Produce an exact transcription of the listing below, omitting the pictures.

----------

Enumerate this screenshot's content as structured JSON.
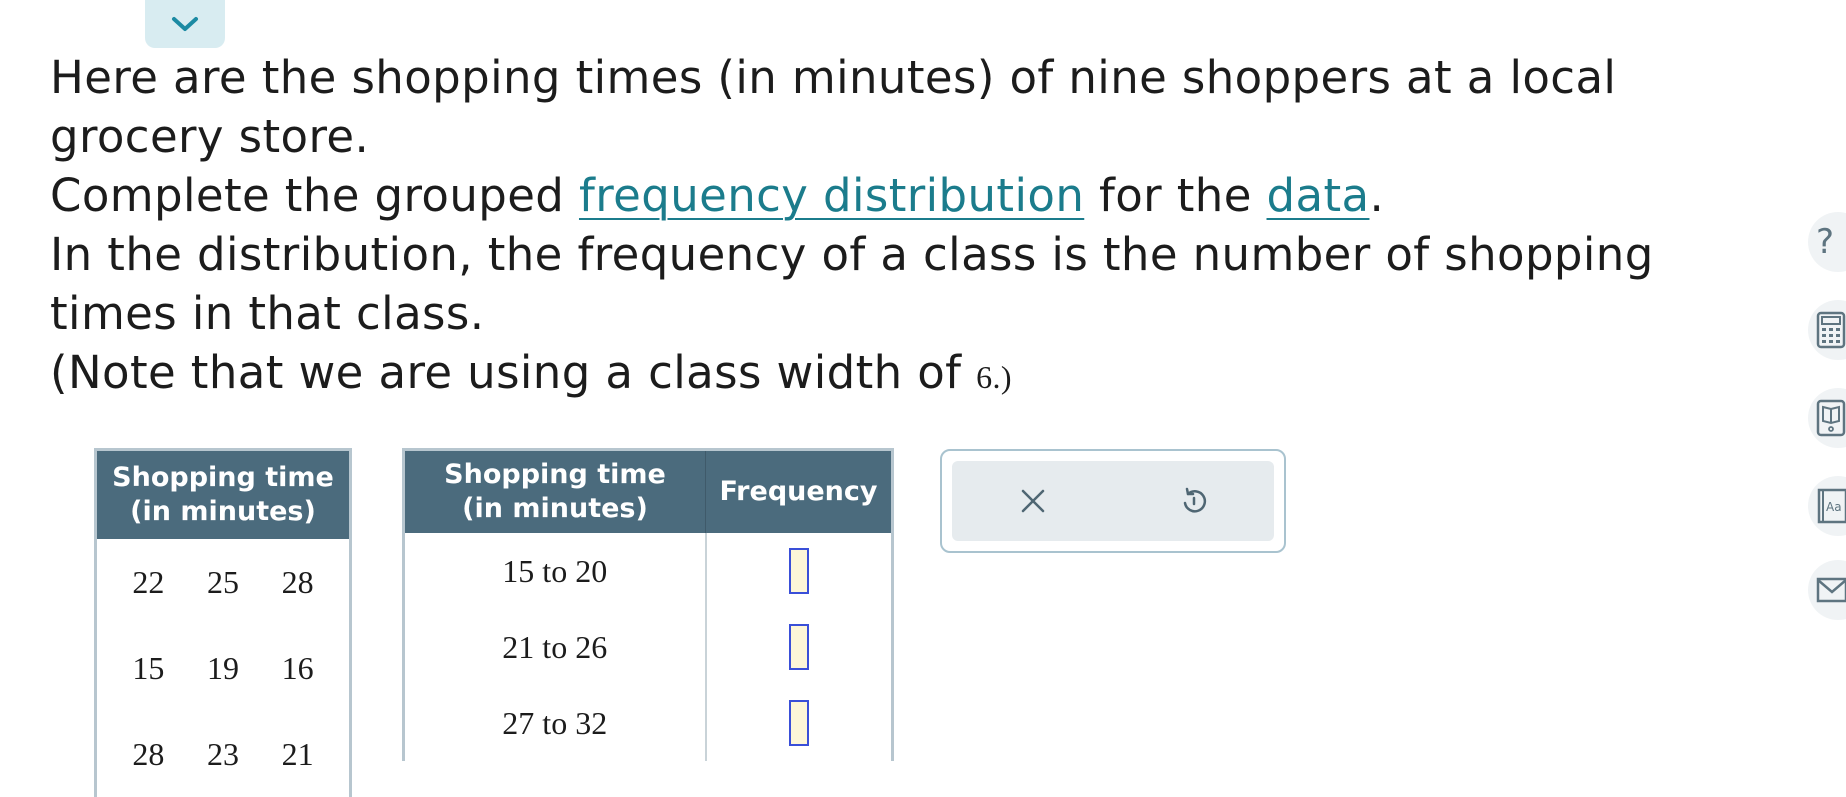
{
  "collapse_icon": "chevron-down-icon",
  "prompt": {
    "line1": "Here are the shopping times (in minutes) of nine shoppers at a local grocery store.",
    "line2_pre": "Complete the grouped ",
    "link_frequency_distribution": "frequency distribution",
    "line2_mid": " for the ",
    "link_data": "data",
    "line2_post": ".",
    "line3": "In the distribution, the frequency of a class is the number of shopping times in that class.",
    "line4_pre": "(Note that we are using a class width of ",
    "class_width": "6.)"
  },
  "data_table": {
    "header_line1": "Shopping time",
    "header_line2": "(in minutes)",
    "rows": [
      [
        "22",
        "25",
        "28"
      ],
      [
        "15",
        "19",
        "16"
      ],
      [
        "28",
        "23",
        "21"
      ]
    ]
  },
  "freq_table": {
    "header_time_line1": "Shopping time",
    "header_time_line2": "(in minutes)",
    "header_frequency": "Frequency",
    "rows": [
      {
        "lo": "15",
        "sep": "to",
        "hi": "20",
        "frequency": ""
      },
      {
        "lo": "21",
        "sep": "to",
        "hi": "26",
        "frequency": ""
      },
      {
        "lo": "27",
        "sep": "to",
        "hi": "32",
        "frequency": ""
      }
    ]
  },
  "actions": {
    "clear_icon": "close-icon",
    "undo_icon": "undo-icon"
  },
  "side_tools": [
    "help-icon",
    "calculator-icon",
    "ebook-icon",
    "glossary-icon",
    "mail-icon"
  ],
  "colors": {
    "header_bg": "#4b6b7d",
    "link": "#1b7c8c",
    "input_border": "#3a4fd8",
    "input_fill": "#fdf6d8",
    "tab_bg": "#d8ecf1"
  }
}
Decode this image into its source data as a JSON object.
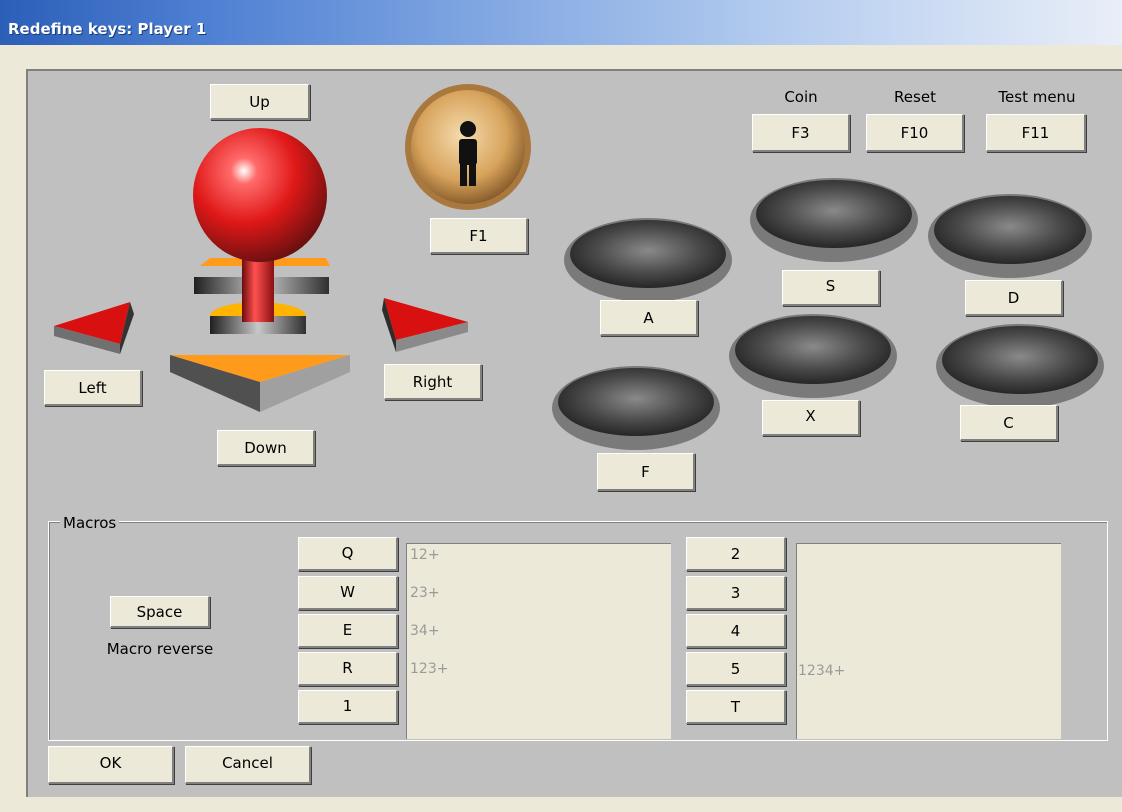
{
  "window": {
    "title": "Redefine keys: Player 1"
  },
  "joystick": {
    "up": "Up",
    "down": "Down",
    "left": "Left",
    "right": "Right"
  },
  "start": {
    "key": "F1"
  },
  "system": {
    "coin_label": "Coin",
    "coin_key": "F3",
    "reset_label": "Reset",
    "reset_key": "F10",
    "test_label": "Test menu",
    "test_key": "F11"
  },
  "buttons": {
    "a": "A",
    "s": "S",
    "d": "D",
    "x": "X",
    "c": "C",
    "f": "F"
  },
  "macros": {
    "title": "Macros",
    "reverse_key": "Space",
    "reverse_label": "Macro reverse",
    "left_keys": [
      "Q",
      "W",
      "E",
      "R",
      "1"
    ],
    "left_values": [
      "12+",
      "23+",
      "34+",
      "123+"
    ],
    "right_keys": [
      "2",
      "3",
      "4",
      "5",
      "T"
    ],
    "right_value": "1234+"
  },
  "footer": {
    "ok": "OK",
    "cancel": "Cancel"
  },
  "colors": {
    "ball": "#e01818",
    "arrow": "#d81010",
    "base": "#ff9a1a",
    "panel": "#c0c0c0"
  },
  "icons": {
    "start": "player-start-icon"
  }
}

----------

> [SOLVED PROBLEM]:
Enumerate this screenshot's content as structured JSON.
{
  "collapse_icon": "chevron-down-icon",
  "prompt": {
    "line1": "Here are the shopping times (in minutes) of nine shoppers at a local grocery store.",
    "line2_pre": "Complete the grouped ",
    "link_frequency_distribution": "frequency distribution",
    "line2_mid": " for the ",
    "link_data": "data",
    "line2_post": ".",
    "line3": "In the distribution, the frequency of a class is the number of shopping times in that class.",
    "line4_pre": "(Note that we are using a class width of ",
    "class_width": "6.)"
  },
  "data_table": {
    "header_line1": "Shopping time",
    "header_line2": "(in minutes)",
    "rows": [
      [
        "22",
        "25",
        "28"
      ],
      [
        "15",
        "19",
        "16"
      ],
      [
        "28",
        "23",
        "21"
      ]
    ]
  },
  "freq_table": {
    "header_time_line1": "Shopping time",
    "header_time_line2": "(in minutes)",
    "header_frequency": "Frequency",
    "rows": [
      {
        "lo": "15",
        "sep": "to",
        "hi": "20",
        "frequency": ""
      },
      {
        "lo": "21",
        "sep": "to",
        "hi": "26",
        "frequency": ""
      },
      {
        "lo": "27",
        "sep": "to",
        "hi": "32",
        "frequency": ""
      }
    ]
  },
  "actions": {
    "clear_icon": "close-icon",
    "undo_icon": "undo-icon"
  },
  "side_tools": [
    "help-icon",
    "calculator-icon",
    "ebook-icon",
    "glossary-icon",
    "mail-icon"
  ],
  "colors": {
    "header_bg": "#4b6b7d",
    "link": "#1b7c8c",
    "input_border": "#3a4fd8",
    "input_fill": "#fdf6d8",
    "tab_bg": "#d8ecf1"
  }
}
Decode this image into its source data as a JSON object.
{
  "window": {
    "title": "Redefine keys: Player 1"
  },
  "joystick": {
    "up": "Up",
    "down": "Down",
    "left": "Left",
    "right": "Right"
  },
  "start": {
    "key": "F1"
  },
  "system": {
    "coin_label": "Coin",
    "coin_key": "F3",
    "reset_label": "Reset",
    "reset_key": "F10",
    "test_label": "Test menu",
    "test_key": "F11"
  },
  "buttons": {
    "a": "A",
    "s": "S",
    "d": "D",
    "x": "X",
    "c": "C",
    "f": "F"
  },
  "macros": {
    "title": "Macros",
    "reverse_key": "Space",
    "reverse_label": "Macro reverse",
    "left_keys": [
      "Q",
      "W",
      "E",
      "R",
      "1"
    ],
    "left_values": [
      "12+",
      "23+",
      "34+",
      "123+"
    ],
    "right_keys": [
      "2",
      "3",
      "4",
      "5",
      "T"
    ],
    "right_value": "1234+"
  },
  "footer": {
    "ok": "OK",
    "cancel": "Cancel"
  },
  "colors": {
    "ball": "#e01818",
    "arrow": "#d81010",
    "base": "#ff9a1a",
    "panel": "#c0c0c0"
  },
  "icons": {
    "start": "player-start-icon"
  }
}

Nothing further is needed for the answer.